[Begin Given information]

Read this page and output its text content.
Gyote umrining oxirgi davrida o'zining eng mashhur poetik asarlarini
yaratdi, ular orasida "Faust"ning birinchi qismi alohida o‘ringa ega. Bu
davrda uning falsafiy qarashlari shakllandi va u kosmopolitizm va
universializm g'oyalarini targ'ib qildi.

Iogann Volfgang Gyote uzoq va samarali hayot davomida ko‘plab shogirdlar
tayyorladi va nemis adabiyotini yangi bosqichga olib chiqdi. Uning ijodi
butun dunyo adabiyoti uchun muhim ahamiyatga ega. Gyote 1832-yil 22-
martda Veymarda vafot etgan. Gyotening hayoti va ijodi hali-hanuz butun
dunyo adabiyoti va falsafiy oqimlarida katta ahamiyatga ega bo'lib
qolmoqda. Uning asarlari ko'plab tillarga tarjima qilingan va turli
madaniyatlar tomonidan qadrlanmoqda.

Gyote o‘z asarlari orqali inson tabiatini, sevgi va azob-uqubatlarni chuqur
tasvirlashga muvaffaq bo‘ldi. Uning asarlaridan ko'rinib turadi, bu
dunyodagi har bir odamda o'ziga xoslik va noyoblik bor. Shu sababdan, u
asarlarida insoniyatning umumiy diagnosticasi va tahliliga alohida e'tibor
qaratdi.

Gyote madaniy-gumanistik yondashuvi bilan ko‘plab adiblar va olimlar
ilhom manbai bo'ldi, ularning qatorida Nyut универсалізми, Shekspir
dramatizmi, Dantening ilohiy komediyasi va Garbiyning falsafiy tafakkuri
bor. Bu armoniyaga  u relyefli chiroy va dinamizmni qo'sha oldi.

[End Given information]

#### [Set task]
Quote all the records exactly, please, leaving none out.

#### [The answer]
Read this page and output its text content.
Gyote umrining oxirgi davrida o'zining eng mashhur poetik asarlarini
yaratdi, ular orasida "Faust"ning birinchi qismi alohida o‘ringa ega. Bu
davrda uning falsafiy qarashlari shakllandi va u kosmopolitizm va
universializm g'oyalarini targ'ib qildi.

Iogann Volfgang Gyote uzoq va samarali hayot davomida ko‘plab shogirdlar
tayyorladi va nemis adabiyotini yangi bosqichga olib chiqdi. Uning ijodi
butun dunyo adabiyoti uchun muhim ahamiyatga ega. Gyote 1832-yil 22-
martda Veymarda vafot etgan. Gyotening hayoti va ijodi hali-hanuz butun
dunyo adabiyoti va falsafiy oqimlarida katta ahamiyatga ega bo'lib
qolmoqda. Uning asarlari ko'plab tillarga tarjima qilingan va turli
madaniyatlar tomonidan qadrlanmoqda.

Gyote o‘z asarlari orqali inson tabiatini, sevgi va azob-uqubatlarni chuqur
tasvirlashga muvaffaq bo‘ldi. Uning asarlaridan ko'rinib turadi, bu
dunyodagi har bir odamda o'ziga xoslik va noyoblik bor. Shu sababdan, u
asarlarida insoniyatning umumiy diagnosticasi va tahliliga alohida e'tibor
qaratdi.

Gyote madaniy-gumanistik yondashuvi bilan ko‘plab adiblar va olimlar
ilhom manbai bo'ldi, ularning qatorida Nyut универсалізми, Shekspir
dramatizmi, Dantening ilohiy komediyasi va Garbiyning falsafiy tafakkuri
bor. Bu armoniyaga  u relyefli chiroy va dinamizmni qo'sha oldi.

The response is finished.